• TASK REQUIREMENTS:
Provide an exact transcription of all the records.
======== RECORD SET
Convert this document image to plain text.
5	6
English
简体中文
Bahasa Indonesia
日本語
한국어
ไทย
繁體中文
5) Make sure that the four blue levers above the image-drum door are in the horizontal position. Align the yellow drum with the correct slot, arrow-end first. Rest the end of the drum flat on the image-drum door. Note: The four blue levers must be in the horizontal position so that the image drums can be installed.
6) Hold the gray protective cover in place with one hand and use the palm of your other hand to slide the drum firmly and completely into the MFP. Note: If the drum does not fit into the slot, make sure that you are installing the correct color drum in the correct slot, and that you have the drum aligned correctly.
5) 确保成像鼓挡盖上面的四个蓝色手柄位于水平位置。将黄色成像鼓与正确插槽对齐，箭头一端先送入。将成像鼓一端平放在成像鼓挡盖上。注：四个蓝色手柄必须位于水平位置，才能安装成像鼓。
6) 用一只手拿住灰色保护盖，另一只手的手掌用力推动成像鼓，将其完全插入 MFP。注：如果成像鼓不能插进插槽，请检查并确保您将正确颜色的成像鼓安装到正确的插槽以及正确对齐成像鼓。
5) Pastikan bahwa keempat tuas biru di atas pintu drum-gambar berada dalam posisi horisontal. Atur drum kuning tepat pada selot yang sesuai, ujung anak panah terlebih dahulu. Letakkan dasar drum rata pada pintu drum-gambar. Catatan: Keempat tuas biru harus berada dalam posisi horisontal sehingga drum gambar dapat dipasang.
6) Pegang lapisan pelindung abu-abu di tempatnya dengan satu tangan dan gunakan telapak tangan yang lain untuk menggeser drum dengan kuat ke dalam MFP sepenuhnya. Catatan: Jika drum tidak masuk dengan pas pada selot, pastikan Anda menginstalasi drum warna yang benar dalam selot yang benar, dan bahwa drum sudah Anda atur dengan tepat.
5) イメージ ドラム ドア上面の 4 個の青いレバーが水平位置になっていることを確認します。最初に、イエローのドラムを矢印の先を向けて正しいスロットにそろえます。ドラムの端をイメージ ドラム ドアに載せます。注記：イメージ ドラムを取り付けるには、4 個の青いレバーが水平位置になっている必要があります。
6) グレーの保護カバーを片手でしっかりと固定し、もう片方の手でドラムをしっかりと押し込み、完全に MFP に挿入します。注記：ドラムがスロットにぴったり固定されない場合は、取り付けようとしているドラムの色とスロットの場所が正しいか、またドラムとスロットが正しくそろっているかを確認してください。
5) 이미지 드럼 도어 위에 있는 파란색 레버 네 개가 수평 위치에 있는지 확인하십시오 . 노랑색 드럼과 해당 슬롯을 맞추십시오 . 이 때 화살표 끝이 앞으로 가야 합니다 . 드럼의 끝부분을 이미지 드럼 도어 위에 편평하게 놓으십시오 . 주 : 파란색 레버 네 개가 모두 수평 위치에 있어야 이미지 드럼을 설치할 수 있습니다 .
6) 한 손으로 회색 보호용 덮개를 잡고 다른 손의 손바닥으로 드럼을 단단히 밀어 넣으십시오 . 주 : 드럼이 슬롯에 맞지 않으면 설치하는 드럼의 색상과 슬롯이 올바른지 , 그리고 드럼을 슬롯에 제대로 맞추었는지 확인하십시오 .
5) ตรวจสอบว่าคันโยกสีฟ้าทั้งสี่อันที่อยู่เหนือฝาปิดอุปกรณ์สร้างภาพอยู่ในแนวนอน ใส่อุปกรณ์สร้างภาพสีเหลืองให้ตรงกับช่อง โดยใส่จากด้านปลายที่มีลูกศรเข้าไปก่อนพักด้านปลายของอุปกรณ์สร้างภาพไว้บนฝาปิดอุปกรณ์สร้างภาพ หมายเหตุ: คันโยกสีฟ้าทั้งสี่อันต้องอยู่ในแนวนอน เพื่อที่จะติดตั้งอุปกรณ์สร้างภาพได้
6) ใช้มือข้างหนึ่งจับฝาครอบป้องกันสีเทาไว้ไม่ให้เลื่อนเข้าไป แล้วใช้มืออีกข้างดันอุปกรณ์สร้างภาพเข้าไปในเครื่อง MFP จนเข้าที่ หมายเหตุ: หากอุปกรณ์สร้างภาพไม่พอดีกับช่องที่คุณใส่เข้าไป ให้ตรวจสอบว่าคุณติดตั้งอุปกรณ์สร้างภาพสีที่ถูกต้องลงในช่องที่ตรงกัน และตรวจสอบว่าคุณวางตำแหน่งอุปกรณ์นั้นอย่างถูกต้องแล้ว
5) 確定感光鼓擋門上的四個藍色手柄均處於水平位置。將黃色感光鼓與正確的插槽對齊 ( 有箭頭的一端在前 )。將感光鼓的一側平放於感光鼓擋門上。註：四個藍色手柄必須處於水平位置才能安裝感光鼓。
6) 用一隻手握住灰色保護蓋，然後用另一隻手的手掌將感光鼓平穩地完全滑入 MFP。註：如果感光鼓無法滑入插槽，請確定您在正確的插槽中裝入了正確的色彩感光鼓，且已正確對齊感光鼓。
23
================
• ANSWER TO THE TASK:
Convert this document image to plain text.
5	6
English
简体中文
Bahasa Indonesia
日本語
한국어
ไทย
繁體中文
5) Make sure that the four blue levers above the image-drum door are in the horizontal position. Align the yellow drum with the correct slot, arrow-end first. Rest the end of the drum flat on the image-drum door. Note: The four blue levers must be in the horizontal position so that the image drums can be installed.
6) Hold the gray protective cover in place with one hand and use the palm of your other hand to slide the drum firmly and completely into the MFP. Note: If the drum does not fit into the slot, make sure that you are installing the correct color drum in the correct slot, and that you have the drum aligned correctly.
5) 确保成像鼓挡盖上面的四个蓝色手柄位于水平位置。将黄色成像鼓与正确插槽对齐，箭头一端先送入。将成像鼓一端平放在成像鼓挡盖上。注：四个蓝色手柄必须位于水平位置，才能安装成像鼓。
6) 用一只手拿住灰色保护盖，另一只手的手掌用力推动成像鼓，将其完全插入 MFP。注：如果成像鼓不能插进插槽，请检查并确保您将正确颜色的成像鼓安装到正确的插槽以及正确对齐成像鼓。
5) Pastikan bahwa keempat tuas biru di atas pintu drum-gambar berada dalam posisi horisontal. Atur drum kuning tepat pada selot yang sesuai, ujung anak panah terlebih dahulu. Letakkan dasar drum rata pada pintu drum-gambar. Catatan: Keempat tuas biru harus berada dalam posisi horisontal sehingga drum gambar dapat dipasang.
6) Pegang lapisan pelindung abu-abu di tempatnya dengan satu tangan dan gunakan telapak tangan yang lain untuk menggeser drum dengan kuat ke dalam MFP sepenuhnya. Catatan: Jika drum tidak masuk dengan pas pada selot, pastikan Anda menginstalasi drum warna yang benar dalam selot yang benar, dan bahwa drum sudah Anda atur dengan tepat.
5) イメージ ドラム ドア上面の 4 個の青いレバーが水平位置になっていることを確認します。最初に、イエローのドラムを矢印の先を向けて正しいスロットにそろえます。ドラムの端をイメージ ドラム ドアに載せます。注記：イメージ ドラムを取り付けるには、4 個の青いレバーが水平位置になっている必要があります。
6) グレーの保護カバーを片手でしっかりと固定し、もう片方の手でドラムをしっかりと押し込み、完全に MFP に挿入します。注記：ドラムがスロットにぴったり固定されない場合は、取り付けようとしているドラムの色とスロットの場所が正しいか、またドラムとスロットが正しくそろっているかを確認してください。
5) 이미지 드럼 도어 위에 있는 파란색 레버 네 개가 수평 위치에 있는지 확인하십시오 . 노랑색 드럼과 해당 슬롯을 맞추십시오 . 이 때 화살표 끝이 앞으로 가야 합니다 . 드럼의 끝부분을 이미지 드럼 도어 위에 편평하게 놓으십시오 . 주 : 파란색 레버 네 개가 모두 수평 위치에 있어야 이미지 드럼을 설치할 수 있습니다 .
6) 한 손으로 회색 보호용 덮개를 잡고 다른 손의 손바닥으로 드럼을 단단히 밀어 넣으십시오 . 주 : 드럼이 슬롯에 맞지 않으면 설치하는 드럼의 색상과 슬롯이 올바른지 , 그리고 드럼을 슬롯에 제대로 맞추었는지 확인하십시오 .
5) ตรวจสอบว่าคันโยกสีฟ้าทั้งสี่อันที่อยู่เหนือฝาปิดอุปกรณ์สร้างภาพอยู่ในแนวนอน ใส่อุปกรณ์สร้างภาพสีเหลืองให้ตรงกับช่อง โดยใส่จากด้านปลายที่มีลูกศรเข้าไปก่อนพักด้านปลายของอุปกรณ์สร้างภาพไว้บนฝาปิดอุปกรณ์สร้างภาพ หมายเหตุ: คันโยกสีฟ้าทั้งสี่อันต้องอยู่ในแนวนอน เพื่อที่จะติดตั้งอุปกรณ์สร้างภาพได้
6) ใช้มือข้างหนึ่งจับฝาครอบป้องกันสีเทาไว้ไม่ให้เลื่อนเข้าไป แล้วใช้มืออีกข้างดันอุปกรณ์สร้างภาพเข้าไปในเครื่อง MFP จนเข้าที่ หมายเหตุ: หากอุปกรณ์สร้างภาพไม่พอดีกับช่องที่คุณใส่เข้าไป ให้ตรวจสอบว่าคุณติดตั้งอุปกรณ์สร้างภาพสีที่ถูกต้องลงในช่องที่ตรงกัน และตรวจสอบว่าคุณวางตำแหน่งอุปกรณ์นั้นอย่างถูกต้องแล้ว
5) 確定感光鼓擋門上的四個藍色手柄均處於水平位置。將黃色感光鼓與正確的插槽對齊 ( 有箭頭的一端在前 )。將感光鼓的一側平放於感光鼓擋門上。註：四個藍色手柄必須處於水平位置才能安裝感光鼓。
6) 用一隻手握住灰色保護蓋，然後用另一隻手的手掌將感光鼓平穩地完全滑入 MFP。註：如果感光鼓無法滑入插槽，請確定您在正確的插槽中裝入了正確的色彩感光鼓，且已正確對齊感光鼓。
23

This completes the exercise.